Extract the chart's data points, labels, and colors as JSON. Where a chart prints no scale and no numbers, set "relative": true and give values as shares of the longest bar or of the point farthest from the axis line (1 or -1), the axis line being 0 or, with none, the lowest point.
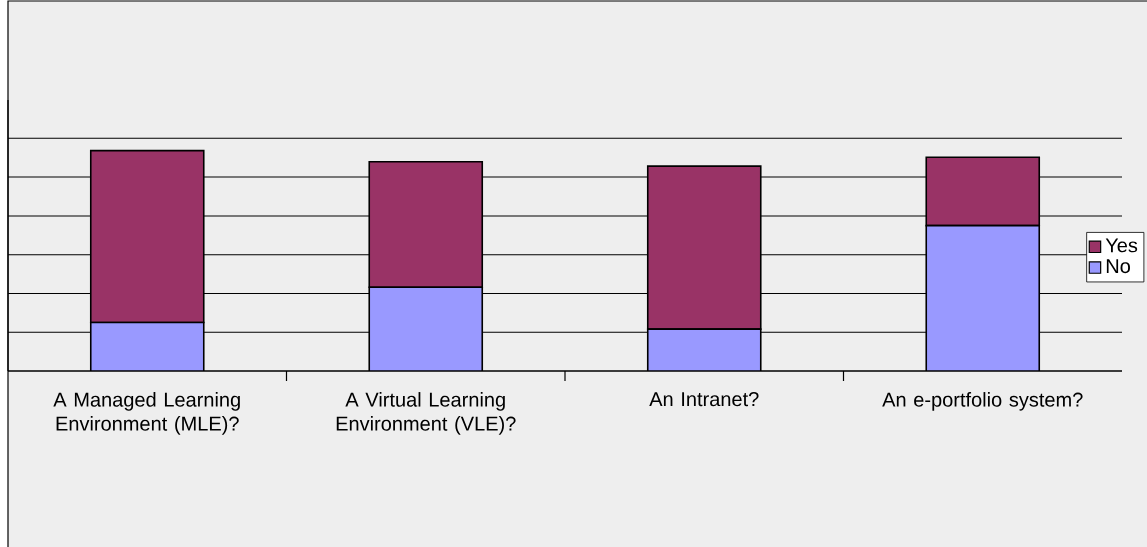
{
  "chart_data": {
    "type": "bar",
    "stacked": true,
    "relative": true,
    "grid": "y",
    "legend": "right",
    "categories": [
      "A Managed Learning Environment (MLE)?",
      "A Virtual Learning Environment (VLE)?",
      "An Intranet?",
      "An e-portfolio system?"
    ],
    "series": [
      {
        "name": "No",
        "color": "#9999ff",
        "values": [
          0.22,
          0.38,
          0.19,
          0.66
        ]
      },
      {
        "name": "Yes",
        "color": "#993366",
        "values": [
          0.78,
          0.57,
          0.74,
          0.31
        ]
      }
    ]
  }
}
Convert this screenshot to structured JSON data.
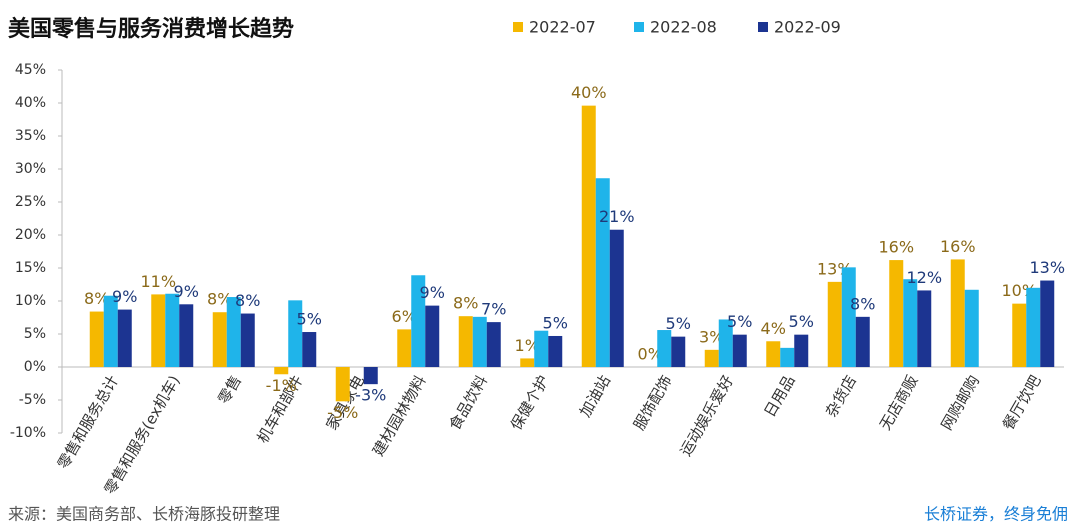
{
  "chart_data": {
    "type": "bar",
    "title": "美国零售与服务消费增长趋势",
    "categories": [
      "零售和服务总计",
      "零售和服务(ex机车)",
      "零售",
      "机车和部件",
      "家具家电",
      "建材园林物料",
      "食品饮料",
      "保健个护",
      "加油站",
      "服饰配饰",
      "运动娱乐爱好",
      "日用品",
      "杂货店",
      "无店商贩",
      "网购邮购",
      "餐厅饮吧"
    ],
    "series": [
      {
        "name": "2022-07",
        "color": "#f5b800",
        "label_color": "#8b6a1a",
        "values": [
          8.4,
          11,
          8.3,
          -1.1,
          -5.2,
          5.7,
          7.7,
          1.3,
          39.6,
          0,
          2.6,
          3.9,
          12.9,
          16.2,
          16.3,
          9.6
        ],
        "value_labels": [
          "8%",
          "11%",
          "8%",
          "-1%",
          "-5%",
          "6%",
          "8%",
          "1%",
          "40%",
          "0%",
          "3%",
          "4%",
          "13%",
          "16%",
          "16%",
          "10%"
        ]
      },
      {
        "name": "2022-08",
        "color": "#1fb4ea",
        "values": [
          10.8,
          11.1,
          10.6,
          10.1,
          0,
          13.9,
          7.6,
          5.5,
          28.6,
          5.6,
          7.2,
          2.9,
          15.1,
          13.3,
          11.7,
          12
        ]
      },
      {
        "name": "2022-09",
        "color": "#1c3491",
        "label_color": "#1f3a7a",
        "values": [
          8.7,
          9.5,
          8.1,
          5.3,
          -2.6,
          9.3,
          6.8,
          4.7,
          20.8,
          4.6,
          4.9,
          4.9,
          7.6,
          11.6,
          null,
          13.1
        ],
        "value_labels": [
          "9%",
          "9%",
          "8%",
          "5%",
          "-3%",
          "9%",
          "7%",
          "5%",
          "21%",
          "5%",
          "5%",
          "5%",
          "8%",
          "12%",
          null,
          "13%"
        ]
      }
    ],
    "ylim": [
      -10,
      45
    ],
    "yticks": [
      {
        "value": -10,
        "label": "-10%"
      },
      {
        "value": -5,
        "label": "-5%"
      },
      {
        "value": 0,
        "label": "0%"
      },
      {
        "value": 5,
        "label": "5%"
      },
      {
        "value": 10,
        "label": "10%"
      },
      {
        "value": 15,
        "label": "15%"
      },
      {
        "value": 20,
        "label": "20%"
      },
      {
        "value": 25,
        "label": "25%"
      },
      {
        "value": 30,
        "label": "30%"
      },
      {
        "value": 35,
        "label": "35%"
      },
      {
        "value": 40,
        "label": "40%"
      },
      {
        "value": 45,
        "label": "45%"
      }
    ],
    "grid": false,
    "source": "来源：美国商务部、长桥海豚投研整理",
    "footer": "长桥证券，终身免佣"
  }
}
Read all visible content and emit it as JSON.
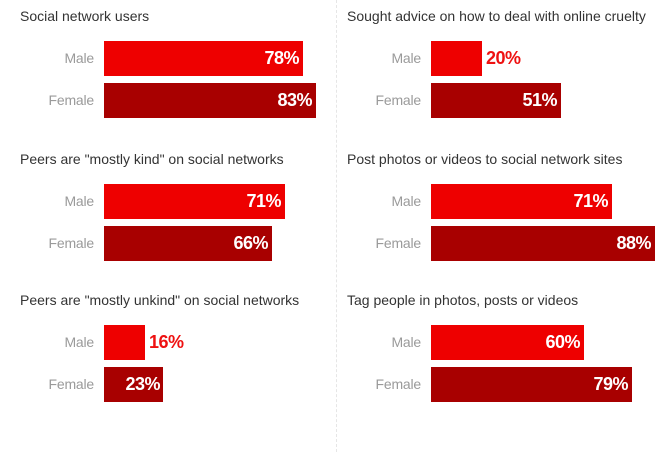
{
  "colors": {
    "male": "#ee0000",
    "female": "#a80000",
    "outside_label": "#ee1111"
  },
  "chart_data": [
    {
      "type": "bar",
      "orientation": "horizontal",
      "title": "Social network users",
      "categories": [
        "Male",
        "Female"
      ],
      "values": [
        78,
        83
      ],
      "labels": [
        "78%",
        "83%"
      ],
      "xlim": [
        0,
        100
      ]
    },
    {
      "type": "bar",
      "orientation": "horizontal",
      "title": "Peers are \"mostly kind\" on social networks",
      "categories": [
        "Male",
        "Female"
      ],
      "values": [
        71,
        66
      ],
      "labels": [
        "71%",
        "66%"
      ],
      "xlim": [
        0,
        100
      ]
    },
    {
      "type": "bar",
      "orientation": "horizontal",
      "title": "Peers are \"mostly unkind\" on social networks",
      "categories": [
        "Male",
        "Female"
      ],
      "values": [
        16,
        23
      ],
      "labels": [
        "16%",
        "23%"
      ],
      "xlim": [
        0,
        100
      ]
    },
    {
      "type": "bar",
      "orientation": "horizontal",
      "title": "Sought advice on how to deal with online cruelty",
      "categories": [
        "Male",
        "Female"
      ],
      "values": [
        20,
        51
      ],
      "labels": [
        "20%",
        "51%"
      ],
      "xlim": [
        0,
        100
      ]
    },
    {
      "type": "bar",
      "orientation": "horizontal",
      "title": "Post photos or videos to social network sites",
      "categories": [
        "Male",
        "Female"
      ],
      "values": [
        71,
        88
      ],
      "labels": [
        "71%",
        "88%"
      ],
      "xlim": [
        0,
        100
      ]
    },
    {
      "type": "bar",
      "orientation": "horizontal",
      "title": "Tag people in photos, posts or videos",
      "categories": [
        "Male",
        "Female"
      ],
      "values": [
        60,
        79
      ],
      "labels": [
        "60%",
        "79%"
      ],
      "xlim": [
        0,
        100
      ]
    }
  ]
}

→ **What needs to be done**:
Reproduce each line exactly, please, except for any pictures.

→ **Final result**:
Extract the chart's data points, labels, and colors as JSON. Where a chart prints no scale and no numbers, set "relative": true and give values as shares of the longest bar or of the point farthest from the axis line (1 or -1), the axis line being 0 or, with none, the lowest point.
{
  "chart_data": {
    "type": "bar",
    "stacked": true,
    "relative": true,
    "grid": "y",
    "legend": "right",
    "categories": [
      "A Managed Learning Environment (MLE)?",
      "A Virtual Learning Environment (VLE)?",
      "An Intranet?",
      "An e-portfolio system?"
    ],
    "series": [
      {
        "name": "No",
        "color": "#9999ff",
        "values": [
          0.22,
          0.38,
          0.19,
          0.66
        ]
      },
      {
        "name": "Yes",
        "color": "#993366",
        "values": [
          0.78,
          0.57,
          0.74,
          0.31
        ]
      }
    ]
  }
}
Convert this screenshot to structured JSON data.
{
  "chart_data": {
    "type": "bar",
    "title": "美国零售与服务消费增长趋势",
    "categories": [
      "零售和服务总计",
      "零售和服务(ex机车)",
      "零售",
      "机车和部件",
      "家具家电",
      "建材园林物料",
      "食品饮料",
      "保健个护",
      "加油站",
      "服饰配饰",
      "运动娱乐爱好",
      "日用品",
      "杂货店",
      "无店商贩",
      "网购邮购",
      "餐厅饮吧"
    ],
    "series": [
      {
        "name": "2022-07",
        "color": "#f5b800",
        "label_color": "#8b6a1a",
        "values": [
          8.4,
          11,
          8.3,
          -1.1,
          -5.2,
          5.7,
          7.7,
          1.3,
          39.6,
          0,
          2.6,
          3.9,
          12.9,
          16.2,
          16.3,
          9.6
        ],
        "value_labels": [
          "8%",
          "11%",
          "8%",
          "-1%",
          "-5%",
          "6%",
          "8%",
          "1%",
          "40%",
          "0%",
          "3%",
          "4%",
          "13%",
          "16%",
          "16%",
          "10%"
        ]
      },
      {
        "name": "2022-08",
        "color": "#1fb4ea",
        "values": [
          10.8,
          11.1,
          10.6,
          10.1,
          0,
          13.9,
          7.6,
          5.5,
          28.6,
          5.6,
          7.2,
          2.9,
          15.1,
          13.3,
          11.7,
          12
        ]
      },
      {
        "name": "2022-09",
        "color": "#1c3491",
        "label_color": "#1f3a7a",
        "values": [
          8.7,
          9.5,
          8.1,
          5.3,
          -2.6,
          9.3,
          6.8,
          4.7,
          20.8,
          4.6,
          4.9,
          4.9,
          7.6,
          11.6,
          null,
          13.1
        ],
        "value_labels": [
          "9%",
          "9%",
          "8%",
          "5%",
          "-3%",
          "9%",
          "7%",
          "5%",
          "21%",
          "5%",
          "5%",
          "5%",
          "8%",
          "12%",
          null,
          "13%"
        ]
      }
    ],
    "ylim": [
      -10,
      45
    ],
    "yticks": [
      {
        "value": -10,
        "label": "-10%"
      },
      {
        "value": -5,
        "label": "-5%"
      },
      {
        "value": 0,
        "label": "0%"
      },
      {
        "value": 5,
        "label": "5%"
      },
      {
        "value": 10,
        "label": "10%"
      },
      {
        "value": 15,
        "label": "15%"
      },
      {
        "value": 20,
        "label": "20%"
      },
      {
        "value": 25,
        "label": "25%"
      },
      {
        "value": 30,
        "label": "30%"
      },
      {
        "value": 35,
        "label": "35%"
      },
      {
        "value": 40,
        "label": "40%"
      },
      {
        "value": 45,
        "label": "45%"
      }
    ],
    "grid": false,
    "source": "来源：美国商务部、长桥海豚投研整理",
    "footer": "长桥证券，终身免佣"
  }
}
Read all visible content and emit it as JSON.
{
  "colors": {
    "male": "#ee0000",
    "female": "#a80000",
    "outside_label": "#ee1111"
  },
  "chart_data": [
    {
      "type": "bar",
      "orientation": "horizontal",
      "title": "Social network users",
      "categories": [
        "Male",
        "Female"
      ],
      "values": [
        78,
        83
      ],
      "labels": [
        "78%",
        "83%"
      ],
      "xlim": [
        0,
        100
      ]
    },
    {
      "type": "bar",
      "orientation": "horizontal",
      "title": "Peers are \"mostly kind\" on social networks",
      "categories": [
        "Male",
        "Female"
      ],
      "values": [
        71,
        66
      ],
      "labels": [
        "71%",
        "66%"
      ],
      "xlim": [
        0,
        100
      ]
    },
    {
      "type": "bar",
      "orientation": "horizontal",
      "title": "Peers are \"mostly unkind\" on social networks",
      "categories": [
        "Male",
        "Female"
      ],
      "values": [
        16,
        23
      ],
      "labels": [
        "16%",
        "23%"
      ],
      "xlim": [
        0,
        100
      ]
    },
    {
      "type": "bar",
      "orientation": "horizontal",
      "title": "Sought advice on how to deal with online cruelty",
      "categories": [
        "Male",
        "Female"
      ],
      "values": [
        20,
        51
      ],
      "labels": [
        "20%",
        "51%"
      ],
      "xlim": [
        0,
        100
      ]
    },
    {
      "type": "bar",
      "orientation": "horizontal",
      "title": "Post photos or videos to social network sites",
      "categories": [
        "Male",
        "Female"
      ],
      "values": [
        71,
        88
      ],
      "labels": [
        "71%",
        "88%"
      ],
      "xlim": [
        0,
        100
      ]
    },
    {
      "type": "bar",
      "orientation": "horizontal",
      "title": "Tag people in photos, posts or videos",
      "categories": [
        "Male",
        "Female"
      ],
      "values": [
        60,
        79
      ],
      "labels": [
        "60%",
        "79%"
      ],
      "xlim": [
        0,
        100
      ]
    }
  ]
}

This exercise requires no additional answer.